| What you have to do |
In the listing below, locate the lines that hold the string "this". Copy those lines.

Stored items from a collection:
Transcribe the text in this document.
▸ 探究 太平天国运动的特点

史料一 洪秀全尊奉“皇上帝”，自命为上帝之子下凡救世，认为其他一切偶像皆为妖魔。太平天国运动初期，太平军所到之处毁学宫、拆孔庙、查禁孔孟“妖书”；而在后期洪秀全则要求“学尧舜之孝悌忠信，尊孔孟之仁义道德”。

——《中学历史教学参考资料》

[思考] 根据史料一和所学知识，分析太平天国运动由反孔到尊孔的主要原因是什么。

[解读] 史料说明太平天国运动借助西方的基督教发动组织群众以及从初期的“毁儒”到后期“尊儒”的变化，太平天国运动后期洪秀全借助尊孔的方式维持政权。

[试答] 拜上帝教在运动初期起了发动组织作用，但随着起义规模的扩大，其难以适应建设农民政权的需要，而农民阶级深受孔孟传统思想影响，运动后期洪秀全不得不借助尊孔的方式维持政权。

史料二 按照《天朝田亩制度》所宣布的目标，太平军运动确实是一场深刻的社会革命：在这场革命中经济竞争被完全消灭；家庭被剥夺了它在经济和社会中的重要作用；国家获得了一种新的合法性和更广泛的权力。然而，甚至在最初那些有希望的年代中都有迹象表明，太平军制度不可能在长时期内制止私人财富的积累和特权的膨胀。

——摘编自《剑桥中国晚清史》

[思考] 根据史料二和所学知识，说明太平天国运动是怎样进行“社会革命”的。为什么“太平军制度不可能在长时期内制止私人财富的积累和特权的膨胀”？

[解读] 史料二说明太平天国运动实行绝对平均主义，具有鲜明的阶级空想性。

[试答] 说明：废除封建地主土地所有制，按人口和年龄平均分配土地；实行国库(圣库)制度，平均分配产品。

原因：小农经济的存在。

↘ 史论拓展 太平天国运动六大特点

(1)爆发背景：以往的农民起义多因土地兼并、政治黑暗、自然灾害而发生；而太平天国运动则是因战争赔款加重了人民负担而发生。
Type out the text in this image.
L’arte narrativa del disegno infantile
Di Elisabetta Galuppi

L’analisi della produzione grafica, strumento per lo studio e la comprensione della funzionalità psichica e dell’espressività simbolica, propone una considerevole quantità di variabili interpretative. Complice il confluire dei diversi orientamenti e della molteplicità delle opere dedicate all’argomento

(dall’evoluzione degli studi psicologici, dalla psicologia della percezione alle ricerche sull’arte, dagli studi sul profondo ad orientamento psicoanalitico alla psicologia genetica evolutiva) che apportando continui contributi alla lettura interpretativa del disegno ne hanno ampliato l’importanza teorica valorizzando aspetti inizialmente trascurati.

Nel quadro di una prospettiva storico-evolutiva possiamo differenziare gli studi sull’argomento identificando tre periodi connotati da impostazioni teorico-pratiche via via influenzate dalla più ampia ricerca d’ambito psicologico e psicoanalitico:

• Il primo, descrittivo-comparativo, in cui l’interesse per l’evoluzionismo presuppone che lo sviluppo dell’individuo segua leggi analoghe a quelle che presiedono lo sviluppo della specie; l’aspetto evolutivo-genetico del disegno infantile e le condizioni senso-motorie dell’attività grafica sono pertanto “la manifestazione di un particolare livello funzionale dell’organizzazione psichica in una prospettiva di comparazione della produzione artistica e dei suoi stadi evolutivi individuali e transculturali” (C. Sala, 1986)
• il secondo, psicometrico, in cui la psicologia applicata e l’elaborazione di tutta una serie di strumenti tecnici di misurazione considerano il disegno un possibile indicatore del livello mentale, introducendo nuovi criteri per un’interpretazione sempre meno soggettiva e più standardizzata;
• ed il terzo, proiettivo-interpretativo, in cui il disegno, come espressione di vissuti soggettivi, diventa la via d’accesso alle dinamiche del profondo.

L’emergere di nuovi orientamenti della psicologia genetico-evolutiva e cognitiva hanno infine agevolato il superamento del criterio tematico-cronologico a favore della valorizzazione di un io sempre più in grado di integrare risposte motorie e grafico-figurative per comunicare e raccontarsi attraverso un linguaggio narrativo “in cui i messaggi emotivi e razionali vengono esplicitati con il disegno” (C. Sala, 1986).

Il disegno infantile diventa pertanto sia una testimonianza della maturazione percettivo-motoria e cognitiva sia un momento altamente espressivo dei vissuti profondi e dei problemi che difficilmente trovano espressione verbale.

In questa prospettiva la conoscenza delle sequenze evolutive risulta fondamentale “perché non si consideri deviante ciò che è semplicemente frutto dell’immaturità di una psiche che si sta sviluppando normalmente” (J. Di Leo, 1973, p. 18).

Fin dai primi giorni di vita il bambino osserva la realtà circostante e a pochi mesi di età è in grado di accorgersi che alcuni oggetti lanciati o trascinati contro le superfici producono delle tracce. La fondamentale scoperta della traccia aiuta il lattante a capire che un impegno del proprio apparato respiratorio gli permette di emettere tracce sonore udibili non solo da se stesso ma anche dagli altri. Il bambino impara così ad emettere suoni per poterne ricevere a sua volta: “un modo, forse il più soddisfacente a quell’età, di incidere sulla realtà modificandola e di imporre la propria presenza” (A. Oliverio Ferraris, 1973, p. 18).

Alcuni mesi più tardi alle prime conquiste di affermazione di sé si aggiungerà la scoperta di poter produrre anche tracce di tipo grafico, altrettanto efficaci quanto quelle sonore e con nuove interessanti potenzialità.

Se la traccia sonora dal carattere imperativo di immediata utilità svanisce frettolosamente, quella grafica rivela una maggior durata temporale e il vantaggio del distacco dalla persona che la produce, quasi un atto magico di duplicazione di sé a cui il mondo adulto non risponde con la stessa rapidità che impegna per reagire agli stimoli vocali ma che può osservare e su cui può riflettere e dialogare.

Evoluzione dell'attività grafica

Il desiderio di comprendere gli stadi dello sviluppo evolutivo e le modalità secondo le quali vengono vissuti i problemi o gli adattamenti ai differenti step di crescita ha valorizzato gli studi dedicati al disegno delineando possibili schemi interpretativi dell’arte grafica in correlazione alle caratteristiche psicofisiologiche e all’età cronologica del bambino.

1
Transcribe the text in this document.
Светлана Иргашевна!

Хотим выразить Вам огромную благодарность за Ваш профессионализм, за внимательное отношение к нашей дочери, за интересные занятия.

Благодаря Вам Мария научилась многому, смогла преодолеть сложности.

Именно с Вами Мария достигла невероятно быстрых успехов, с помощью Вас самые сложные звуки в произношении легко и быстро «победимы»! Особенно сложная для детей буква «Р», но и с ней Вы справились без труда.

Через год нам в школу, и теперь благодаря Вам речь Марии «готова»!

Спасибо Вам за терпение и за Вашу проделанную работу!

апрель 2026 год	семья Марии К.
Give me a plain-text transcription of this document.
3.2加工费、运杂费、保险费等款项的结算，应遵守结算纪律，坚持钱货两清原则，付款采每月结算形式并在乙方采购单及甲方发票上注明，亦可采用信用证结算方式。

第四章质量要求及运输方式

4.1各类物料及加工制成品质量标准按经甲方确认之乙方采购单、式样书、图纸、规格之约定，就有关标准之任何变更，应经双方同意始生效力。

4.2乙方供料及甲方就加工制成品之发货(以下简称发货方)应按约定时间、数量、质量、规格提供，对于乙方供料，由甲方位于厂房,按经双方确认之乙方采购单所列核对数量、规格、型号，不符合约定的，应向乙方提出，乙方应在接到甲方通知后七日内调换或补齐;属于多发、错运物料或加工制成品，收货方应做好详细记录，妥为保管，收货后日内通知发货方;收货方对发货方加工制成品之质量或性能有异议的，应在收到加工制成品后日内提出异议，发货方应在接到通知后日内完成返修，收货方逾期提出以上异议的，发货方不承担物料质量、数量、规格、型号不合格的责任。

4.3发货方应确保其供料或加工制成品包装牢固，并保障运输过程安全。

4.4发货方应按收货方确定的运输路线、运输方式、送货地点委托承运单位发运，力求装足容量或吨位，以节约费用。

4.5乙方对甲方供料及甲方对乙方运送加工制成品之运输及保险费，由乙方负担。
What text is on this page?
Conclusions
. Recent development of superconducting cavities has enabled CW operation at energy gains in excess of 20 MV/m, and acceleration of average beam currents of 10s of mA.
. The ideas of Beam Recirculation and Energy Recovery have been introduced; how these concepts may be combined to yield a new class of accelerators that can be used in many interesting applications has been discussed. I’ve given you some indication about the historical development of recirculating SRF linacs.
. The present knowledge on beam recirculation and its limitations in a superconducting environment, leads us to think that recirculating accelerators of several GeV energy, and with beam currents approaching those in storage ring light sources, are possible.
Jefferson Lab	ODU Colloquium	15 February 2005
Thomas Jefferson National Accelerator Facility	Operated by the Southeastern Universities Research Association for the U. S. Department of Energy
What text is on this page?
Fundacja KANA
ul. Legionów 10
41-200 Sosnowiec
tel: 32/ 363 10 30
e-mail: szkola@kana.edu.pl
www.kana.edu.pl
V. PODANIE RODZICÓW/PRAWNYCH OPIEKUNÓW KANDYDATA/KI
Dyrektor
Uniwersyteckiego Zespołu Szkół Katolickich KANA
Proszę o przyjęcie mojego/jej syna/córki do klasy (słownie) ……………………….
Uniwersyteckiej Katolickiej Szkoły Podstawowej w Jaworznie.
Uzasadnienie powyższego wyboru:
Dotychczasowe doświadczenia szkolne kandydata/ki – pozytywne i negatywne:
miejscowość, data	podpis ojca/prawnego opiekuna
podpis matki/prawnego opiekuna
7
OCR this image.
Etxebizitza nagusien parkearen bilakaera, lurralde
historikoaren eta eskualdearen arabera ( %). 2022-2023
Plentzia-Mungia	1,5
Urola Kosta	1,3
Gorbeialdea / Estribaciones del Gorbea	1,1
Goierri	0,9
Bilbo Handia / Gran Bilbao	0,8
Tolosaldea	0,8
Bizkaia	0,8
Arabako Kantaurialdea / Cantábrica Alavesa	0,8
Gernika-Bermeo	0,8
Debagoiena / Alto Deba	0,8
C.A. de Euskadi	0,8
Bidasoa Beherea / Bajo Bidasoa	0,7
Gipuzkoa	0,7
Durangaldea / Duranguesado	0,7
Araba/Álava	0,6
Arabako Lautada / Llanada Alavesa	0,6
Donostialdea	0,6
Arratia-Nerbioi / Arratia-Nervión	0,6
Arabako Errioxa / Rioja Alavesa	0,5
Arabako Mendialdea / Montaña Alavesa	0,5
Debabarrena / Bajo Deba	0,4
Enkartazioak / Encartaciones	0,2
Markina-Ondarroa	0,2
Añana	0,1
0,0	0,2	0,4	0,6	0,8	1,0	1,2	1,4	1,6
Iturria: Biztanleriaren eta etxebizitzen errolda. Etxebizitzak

| Task output |
Transcribe the text in this document.
Type out the text in this image.
Transcribe the text in this document.
Give me a plain-text transcription of this document.
What text is on this page?
What text is on this page?
OCR this image.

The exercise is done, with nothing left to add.